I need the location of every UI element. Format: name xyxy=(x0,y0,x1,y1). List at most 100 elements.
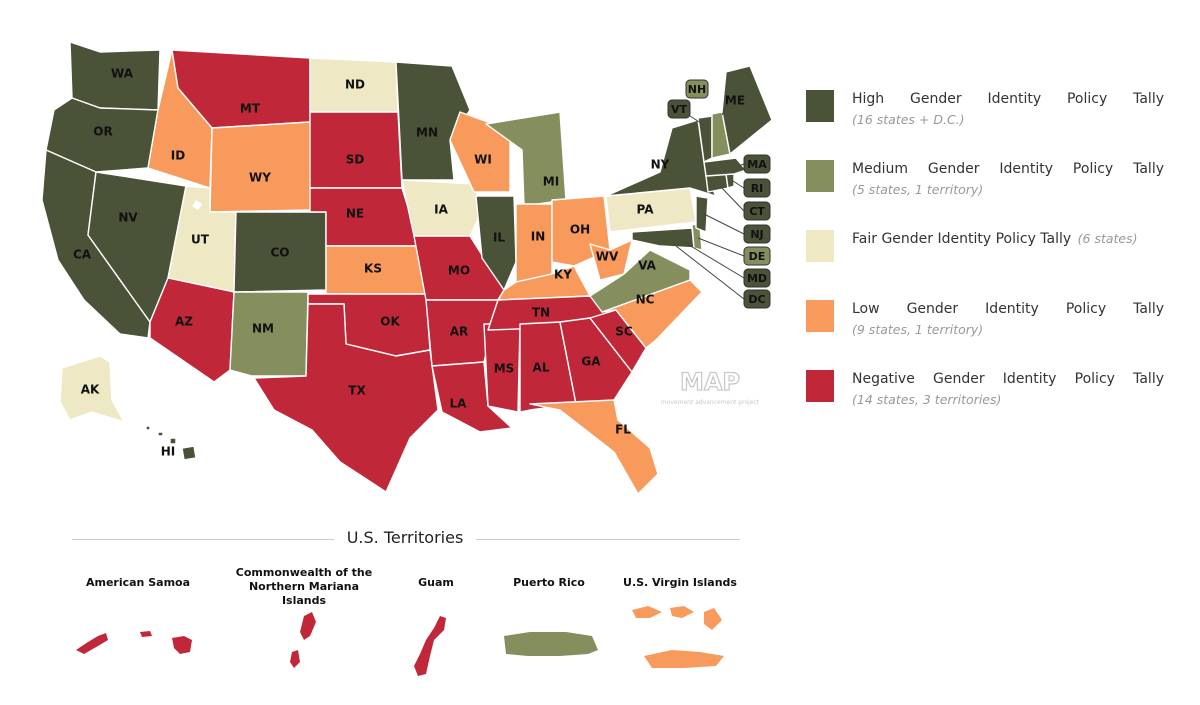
legend-title-low: Low Gender Identity Policy Tally xyxy=(852,301,1164,317)
svg-text:MD: MD xyxy=(747,272,767,285)
legend-swatch-medium xyxy=(806,160,834,192)
legend-title-medium: Medium Gender Identity Policy Tally xyxy=(852,161,1164,177)
label-MT: MT xyxy=(240,102,261,116)
callout-NJ[interactable]: NJ xyxy=(743,224,771,244)
state-NM[interactable] xyxy=(229,291,309,377)
label-MO: MO xyxy=(448,264,470,278)
label-IL: IL xyxy=(493,231,505,245)
label-WV: WV xyxy=(596,250,619,264)
label-VA: VA xyxy=(638,259,656,273)
label-SD: SD xyxy=(346,153,365,167)
state-IA[interactable] xyxy=(401,179,483,237)
legend-title-fair: Fair Gender Identity Policy Tally (6 sta… xyxy=(852,228,1164,250)
label-NM: NM xyxy=(252,322,274,336)
lake-icon xyxy=(192,200,202,210)
label-HI: HI xyxy=(161,445,176,459)
label-NC: NC xyxy=(636,293,655,307)
divider-left xyxy=(72,539,334,540)
state-ME[interactable] xyxy=(721,65,773,155)
svg-text:VT: VT xyxy=(671,103,688,116)
callout-MD[interactable]: MD xyxy=(743,268,771,288)
state-RI[interactable] xyxy=(725,173,735,189)
label-OK: OK xyxy=(380,315,400,329)
state-HI[interactable] xyxy=(145,425,197,461)
label-MN: MN xyxy=(416,126,438,140)
state-NE[interactable] xyxy=(309,187,421,247)
state-WI[interactable] xyxy=(449,111,511,193)
callout-VT[interactable]: VT xyxy=(667,99,691,119)
label-ME: ME xyxy=(725,94,745,108)
territories-heading: U.S. Territories xyxy=(346,528,464,547)
legend-item-negative: Negative Gender Identity Policy Tally (1… xyxy=(806,364,1166,434)
callout-DE[interactable]: DE xyxy=(743,246,771,266)
callout-MA[interactable]: MA xyxy=(743,154,771,174)
territory-label-american-samoa: American Samoa xyxy=(85,576,191,589)
state-TX[interactable] xyxy=(253,303,439,493)
label-IN: IN xyxy=(531,230,546,244)
state-MI[interactable] xyxy=(485,111,567,207)
state-GA[interactable] xyxy=(559,317,633,405)
state-CT[interactable] xyxy=(705,173,729,193)
territory-shape-guam[interactable] xyxy=(414,616,446,676)
callout-DC[interactable]: DC xyxy=(743,289,771,309)
label-AL: AL xyxy=(533,361,550,375)
state-MD[interactable] xyxy=(631,227,695,249)
legend-note-negative: (14 states, 3 territories) xyxy=(852,392,1002,407)
callout-RI[interactable]: RI xyxy=(743,178,771,198)
legend-swatch-high xyxy=(806,90,834,122)
label-GA: GA xyxy=(581,355,601,369)
state-SD[interactable] xyxy=(309,111,403,189)
map-logo: MAP movement advancement project xyxy=(661,367,760,406)
territory-label-usvi: U.S. Virgin Islands xyxy=(623,576,737,589)
label-CA: CA xyxy=(73,248,92,262)
label-OH: OH xyxy=(570,223,590,237)
svg-text:RI: RI xyxy=(751,182,764,195)
state-MA[interactable] xyxy=(703,157,747,177)
territory-shape-puerto-rico[interactable] xyxy=(504,632,598,656)
label-NE: NE xyxy=(346,207,364,221)
territory-shape-usvi[interactable] xyxy=(632,606,724,668)
territory-shape-american-samoa[interactable] xyxy=(76,631,192,654)
state-AZ[interactable] xyxy=(149,277,235,383)
territory-label-cnmi: Commonwealth of the Northern Mariana Isl… xyxy=(235,566,373,607)
svg-text:movement advancement project: movement advancement project xyxy=(661,399,760,406)
label-MI: MI xyxy=(543,175,559,189)
state-VA[interactable] xyxy=(589,249,691,313)
state-WV[interactable] xyxy=(589,239,633,281)
legend-swatch-fair xyxy=(806,230,834,262)
territory-label-puerto-rico: Puerto Rico xyxy=(513,576,585,589)
legend-title-fair-text: Fair Gender Identity Policy Tally xyxy=(852,231,1072,247)
label-WA: WA xyxy=(111,67,134,81)
state-AK[interactable] xyxy=(59,355,125,423)
legend-title-high: High Gender Identity Policy Tally xyxy=(852,91,1164,107)
callout-lines xyxy=(675,99,745,300)
callout-NH[interactable]: NH xyxy=(685,79,709,99)
label-NY: NY xyxy=(651,158,670,172)
divider-right xyxy=(476,539,740,540)
state-OR[interactable] xyxy=(45,97,159,173)
legend-title-negative: Negative Gender Identity Policy Tally xyxy=(852,371,1164,387)
label-AZ: AZ xyxy=(175,315,193,329)
callout-CT[interactable]: CT xyxy=(743,201,771,221)
label-ID: ID xyxy=(171,149,185,163)
label-FL: FL xyxy=(615,423,631,437)
label-AK: AK xyxy=(81,383,100,397)
label-SC: SC xyxy=(615,325,633,339)
label-NV: NV xyxy=(118,211,138,225)
label-AR: AR xyxy=(450,325,469,339)
state-LA[interactable] xyxy=(431,361,513,433)
label-KY: KY xyxy=(554,268,572,282)
territory-label-guam: Guam xyxy=(418,576,454,589)
svg-text:DC: DC xyxy=(748,293,765,306)
label-WI: WI xyxy=(474,153,492,167)
label-UT: UT xyxy=(191,233,210,247)
label-CO: CO xyxy=(270,246,289,260)
label-TX: TX xyxy=(348,384,366,398)
state-IL[interactable] xyxy=(475,195,517,291)
label-KS: KS xyxy=(364,262,382,276)
territory-shape-cnmi[interactable] xyxy=(290,612,316,668)
state-WY[interactable] xyxy=(209,121,313,213)
state-FL[interactable] xyxy=(529,399,659,495)
legend-note-medium: (5 states, 1 territory) xyxy=(852,182,984,197)
state-NJ[interactable] xyxy=(695,195,709,233)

| Stated exercise |
Turn the lines above into a numbered list, skipping any blank lines and leaving out the picture.

| Written solution |
1. I need the location of every UI element. Format: name xyxy=(x0,y0,x1,y1). List at most 100 elements.
2. legend-title-low: Low Gender Identity Policy Tally xyxy=(852,301,1164,317)
3. svg-text:MD: MD xyxy=(747,272,767,285)
4. legend-swatch-medium xyxy=(806,160,834,192)
5. legend-title-medium: Medium Gender Identity Policy Tally xyxy=(852,161,1164,177)
6. label-MT: MT xyxy=(240,102,261,116)
7. callout-NJ[interactable]: NJ xyxy=(743,224,771,244)
8. state-NM[interactable] xyxy=(229,291,309,377)
9. label-MO: MO xyxy=(448,264,470,278)
10. label-IL: IL xyxy=(493,231,505,245)
11. label-WV: WV xyxy=(596,250,619,264)
12. label-VA: VA xyxy=(638,259,656,273)
13. label-SD: SD xyxy=(346,153,365,167)
14. state-IA[interactable] xyxy=(401,179,483,237)
15. legend-title-fair: Fair Gender Identity Policy Tally (6 sta… xyxy=(852,228,1164,250)
16. label-NM: NM xyxy=(252,322,274,336)
17. lake-icon xyxy=(192,200,202,210)
18. label-HI: HI xyxy=(161,445,176,459)
19. label-NC: NC xyxy=(636,293,655,307)
20. divider-left xyxy=(72,539,334,540)
21. state-ME[interactable] xyxy=(721,65,773,155)
22. svg-text:VT: VT xyxy=(671,103,688,116)
23. callout-MD[interactable]: MD xyxy=(743,268,771,288)
24. state-RI[interactable] xyxy=(725,173,735,189)
25. label-OK: OK xyxy=(380,315,400,329)
26. state-HI[interactable] xyxy=(145,425,197,461)
27. label-MN: MN xyxy=(416,126,438,140)
28. state-NE[interactable] xyxy=(309,187,421,247)
29. state-WI[interactable] xyxy=(449,111,511,193)
30. callout-VT[interactable]: VT xyxy=(667,99,691,119)
31. label-ME: ME xyxy=(725,94,745,108)
32. territories-heading: U.S. Territories xyxy=(346,528,464,547)
33. legend-item-negative: Negative Gender Identity Policy Tally (1… xyxy=(806,364,1166,434)
34. callout-DE[interactable]: DE xyxy=(743,246,771,266)
35. callout-MA[interactable]: MA xyxy=(743,154,771,174)
36. territory-label-american-samoa: American Samoa xyxy=(85,576,191,589)
37. state-TX[interactable] xyxy=(253,303,439,493)
38. label-IN: IN xyxy=(531,230,546,244)
39. state-MI[interactable] xyxy=(485,111,567,207)
40. state-GA[interactable] xyxy=(559,317,633,405)
41. state-CT[interactable] xyxy=(705,173,729,193)
42. territory-shape-guam[interactable] xyxy=(414,616,446,676)
43. callout-DC[interactable]: DC xyxy=(743,289,771,309)
44. label-AL: AL xyxy=(533,361,550,375)
45. state-MD[interactable] xyxy=(631,227,695,249)
46. legend-note-negative: (14 states, 3 territories) xyxy=(852,392,1002,407)
47. callout-RI[interactable]: RI xyxy=(743,178,771,198)
48. legend-swatch-high xyxy=(806,90,834,122)
49. label-GA: GA xyxy=(581,355,601,369)
50. state-SD[interactable] xyxy=(309,111,403,189)
51. map-logo: MAP movement advancement project xyxy=(661,367,760,406)
52. territory-label-usvi: U.S. Virgin Islands xyxy=(623,576,737,589)
53. label-CA: CA xyxy=(73,248,92,262)
54. label-OH: OH xyxy=(570,223,590,237)
55. svg-text:RI: RI xyxy=(751,182,764,195)
56. state-MA[interactable] xyxy=(703,157,747,177)
57. territory-shape-puerto-rico[interactable] xyxy=(504,632,598,656)
58. label-NE: NE xyxy=(346,207,364,221)
59. territory-shape-usvi[interactable] xyxy=(632,606,724,668)
60. territory-shape-american-samoa[interactable] xyxy=(76,631,192,654)
61. state-AZ[interactable] xyxy=(149,277,235,383)
62. territory-label-cnmi: Commonwealth of the Northern Mariana Isl… xyxy=(235,566,373,607)
63. svg-text:movement advancement project: movement advancement project xyxy=(661,399,760,406)
64. label-MI: MI xyxy=(543,175,559,189)
65. state-VA[interactable] xyxy=(589,249,691,313)
66. state-WV[interactable] xyxy=(589,239,633,281)
67. legend-swatch-fair xyxy=(806,230,834,262)
68. territory-label-puerto-rico: Puerto Rico xyxy=(513,576,585,589)
69. legend-title-fair-text: Fair Gender Identity Policy Tally xyxy=(852,231,1072,247)
70. label-WA: WA xyxy=(111,67,134,81)
71. state-AK[interactable] xyxy=(59,355,125,423)
72. legend-title-high: High Gender Identity Policy Tally xyxy=(852,91,1164,107)
73. callout-lines xyxy=(675,99,745,300)
74. callout-NH[interactable]: NH xyxy=(685,79,709,99)
75. label-NY: NY xyxy=(651,158,670,172)
76. divider-right xyxy=(476,539,740,540)
77. state-OR[interactable] xyxy=(45,97,159,173)
78. legend-title-negative: Negative Gender Identity Policy Tally xyxy=(852,371,1164,387)
79. label-AZ: AZ xyxy=(175,315,193,329)
80. callout-CT[interactable]: CT xyxy=(743,201,771,221)
81. label-ID: ID xyxy=(171,149,185,163)
82. label-FL: FL xyxy=(615,423,631,437)
83. label-AK: AK xyxy=(81,383,100,397)
84. label-SC: SC xyxy=(615,325,633,339)
85. label-NV: NV xyxy=(118,211,138,225)
86. label-AR: AR xyxy=(450,325,469,339)
87. state-LA[interactable] xyxy=(431,361,513,433)
88. label-KY: KY xyxy=(554,268,572,282)
89. territory-label-guam: Guam xyxy=(418,576,454,589)
90. svg-text:DC: DC xyxy=(748,293,765,306)
91. label-WI: WI xyxy=(474,153,492,167)
92. label-UT: UT xyxy=(191,233,210,247)
93. label-CO: CO xyxy=(270,246,289,260)
94. label-TX: TX xyxy=(348,384,366,398)
95. state-IL[interactable] xyxy=(475,195,517,291)
96. label-KS: KS xyxy=(364,262,382,276)
97. territory-shape-cnmi[interactable] xyxy=(290,612,316,668)
98. state-WY[interactable] xyxy=(209,121,313,213)
99. state-FL[interactable] xyxy=(529,399,659,495)
100. legend-note-medium: (5 states, 1 territory) xyxy=(852,182,984,197)
101. state-NJ[interactable] xyxy=(695,195,709,233)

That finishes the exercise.